Data excerpts |

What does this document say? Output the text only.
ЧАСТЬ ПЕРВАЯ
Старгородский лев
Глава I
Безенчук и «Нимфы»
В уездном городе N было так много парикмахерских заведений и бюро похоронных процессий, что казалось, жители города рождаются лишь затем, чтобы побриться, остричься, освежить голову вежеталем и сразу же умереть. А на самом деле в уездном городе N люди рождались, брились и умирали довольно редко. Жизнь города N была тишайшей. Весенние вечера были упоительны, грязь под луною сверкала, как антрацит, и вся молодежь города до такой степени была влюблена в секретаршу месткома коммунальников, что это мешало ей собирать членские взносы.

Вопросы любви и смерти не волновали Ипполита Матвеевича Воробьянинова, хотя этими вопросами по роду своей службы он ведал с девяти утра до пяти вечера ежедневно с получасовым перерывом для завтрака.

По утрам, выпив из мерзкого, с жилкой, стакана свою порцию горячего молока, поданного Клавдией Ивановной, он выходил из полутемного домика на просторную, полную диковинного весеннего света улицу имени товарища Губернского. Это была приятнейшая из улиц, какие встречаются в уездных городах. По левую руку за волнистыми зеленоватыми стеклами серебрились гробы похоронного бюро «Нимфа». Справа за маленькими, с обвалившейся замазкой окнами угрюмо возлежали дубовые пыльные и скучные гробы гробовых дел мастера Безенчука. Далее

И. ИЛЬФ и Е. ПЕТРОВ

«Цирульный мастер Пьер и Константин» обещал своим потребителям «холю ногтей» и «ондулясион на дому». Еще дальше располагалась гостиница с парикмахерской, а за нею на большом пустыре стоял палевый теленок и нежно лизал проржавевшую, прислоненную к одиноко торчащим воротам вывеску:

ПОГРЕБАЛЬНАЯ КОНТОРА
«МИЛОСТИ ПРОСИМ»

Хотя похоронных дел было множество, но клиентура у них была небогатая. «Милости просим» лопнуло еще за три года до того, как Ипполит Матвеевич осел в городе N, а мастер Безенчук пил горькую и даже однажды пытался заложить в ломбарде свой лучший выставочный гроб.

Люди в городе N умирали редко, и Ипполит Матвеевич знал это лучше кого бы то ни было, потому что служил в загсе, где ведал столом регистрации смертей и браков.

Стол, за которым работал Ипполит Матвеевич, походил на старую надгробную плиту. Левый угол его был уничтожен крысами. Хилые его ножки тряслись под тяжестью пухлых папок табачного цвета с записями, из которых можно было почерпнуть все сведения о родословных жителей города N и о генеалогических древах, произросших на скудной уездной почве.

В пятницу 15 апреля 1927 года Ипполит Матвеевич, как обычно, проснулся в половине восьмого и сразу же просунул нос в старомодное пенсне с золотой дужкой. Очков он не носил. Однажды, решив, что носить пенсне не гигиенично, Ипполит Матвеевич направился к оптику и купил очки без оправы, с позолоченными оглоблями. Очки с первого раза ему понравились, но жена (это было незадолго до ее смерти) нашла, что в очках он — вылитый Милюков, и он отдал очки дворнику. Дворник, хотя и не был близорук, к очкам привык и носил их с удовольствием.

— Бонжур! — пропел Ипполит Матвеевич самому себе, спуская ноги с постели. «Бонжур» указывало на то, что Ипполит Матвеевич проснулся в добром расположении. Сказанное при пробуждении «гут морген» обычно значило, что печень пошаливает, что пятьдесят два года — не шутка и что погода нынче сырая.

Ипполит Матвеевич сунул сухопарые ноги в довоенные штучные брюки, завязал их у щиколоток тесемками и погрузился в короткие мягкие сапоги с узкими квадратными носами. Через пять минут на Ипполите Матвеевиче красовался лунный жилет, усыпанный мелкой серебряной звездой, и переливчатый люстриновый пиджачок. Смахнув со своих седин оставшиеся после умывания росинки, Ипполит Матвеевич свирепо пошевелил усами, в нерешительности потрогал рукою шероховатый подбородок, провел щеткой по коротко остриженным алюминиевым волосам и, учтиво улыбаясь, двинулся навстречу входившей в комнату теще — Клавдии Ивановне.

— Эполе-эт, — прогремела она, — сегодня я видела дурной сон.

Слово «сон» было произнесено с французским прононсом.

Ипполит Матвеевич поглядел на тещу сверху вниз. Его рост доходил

Directive |
Scan the lines for the string "вечера". Copy out each line that matches.

Answer to this problem |
В уездном городе N было так много парикмахерских заведений и бюро похоронных процессий, что казалось, жители города рождаются лишь затем, чтобы побриться, остричься, освежить голову вежеталем и сразу же умереть. А на самом деле в уездном городе N люди рождались, брились и умирали довольно редко. Жизнь города N была тишайшей. Весенние вечера были упоительны, грязь под луною сверкала, как антрацит, и вся молодежь города до такой степени была влюблена в секретаршу месткома коммунальников, что это мешало ей собирать членские взносы.
Вопросы любви и смерти не волновали Ипполита Матвеевича Воробьянинова, хотя этими вопросами по роду своей службы он ведал с девяти утра до пяти вечера ежедневно с получасовым перерывом для завтрака.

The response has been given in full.